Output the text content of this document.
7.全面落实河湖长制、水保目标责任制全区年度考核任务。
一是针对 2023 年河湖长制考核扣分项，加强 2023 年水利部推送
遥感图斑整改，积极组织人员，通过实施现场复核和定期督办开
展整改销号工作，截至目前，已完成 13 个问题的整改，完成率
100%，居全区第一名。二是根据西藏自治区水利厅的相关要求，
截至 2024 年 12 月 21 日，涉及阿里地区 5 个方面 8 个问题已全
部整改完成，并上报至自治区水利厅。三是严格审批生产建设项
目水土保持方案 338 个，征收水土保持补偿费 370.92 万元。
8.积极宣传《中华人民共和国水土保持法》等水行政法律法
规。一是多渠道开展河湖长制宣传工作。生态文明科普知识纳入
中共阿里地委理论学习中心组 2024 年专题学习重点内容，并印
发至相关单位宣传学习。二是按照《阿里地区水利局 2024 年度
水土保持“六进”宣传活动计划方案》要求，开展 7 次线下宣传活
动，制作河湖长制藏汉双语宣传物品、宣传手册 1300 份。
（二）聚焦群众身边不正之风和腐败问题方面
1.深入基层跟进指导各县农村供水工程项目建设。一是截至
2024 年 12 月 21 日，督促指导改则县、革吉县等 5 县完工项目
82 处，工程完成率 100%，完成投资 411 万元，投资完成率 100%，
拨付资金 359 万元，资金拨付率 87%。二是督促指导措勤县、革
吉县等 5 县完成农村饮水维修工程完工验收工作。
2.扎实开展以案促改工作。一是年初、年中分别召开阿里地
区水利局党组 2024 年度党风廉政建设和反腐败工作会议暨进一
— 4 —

┄┄┄┄┄┄┄┄┄┄┄┄┄┄┄┄┄┄┄┄

> **Short exercise**:
Output every entry shown above, exactly.

> **The output**:
Output the text content of this document.
7.全面落实河湖长制、水保目标责任制全区年度考核任务。
一是针对 2023 年河湖长制考核扣分项，加强 2023 年水利部推送
遥感图斑整改，积极组织人员，通过实施现场复核和定期督办开
展整改销号工作，截至目前，已完成 13 个问题的整改，完成率
100%，居全区第一名。二是根据西藏自治区水利厅的相关要求，
截至 2024 年 12 月 21 日，涉及阿里地区 5 个方面 8 个问题已全
部整改完成，并上报至自治区水利厅。三是严格审批生产建设项
目水土保持方案 338 个，征收水土保持补偿费 370.92 万元。
8.积极宣传《中华人民共和国水土保持法》等水行政法律法
规。一是多渠道开展河湖长制宣传工作。生态文明科普知识纳入
中共阿里地委理论学习中心组 2024 年专题学习重点内容，并印
发至相关单位宣传学习。二是按照《阿里地区水利局 2024 年度
水土保持“六进”宣传活动计划方案》要求，开展 7 次线下宣传活
动，制作河湖长制藏汉双语宣传物品、宣传手册 1300 份。
（二）聚焦群众身边不正之风和腐败问题方面
1.深入基层跟进指导各县农村供水工程项目建设。一是截至
2024 年 12 月 21 日，督促指导改则县、革吉县等 5 县完工项目
82 处，工程完成率 100%，完成投资 411 万元，投资完成率 100%，
拨付资金 359 万元，资金拨付率 87%。二是督促指导措勤县、革
吉县等 5 县完成农村饮水维修工程完工验收工作。
2.扎实开展以案促改工作。一是年初、年中分别召开阿里地
区水利局党组 2024 年度党风廉政建设和反腐败工作会议暨进一
— 4 —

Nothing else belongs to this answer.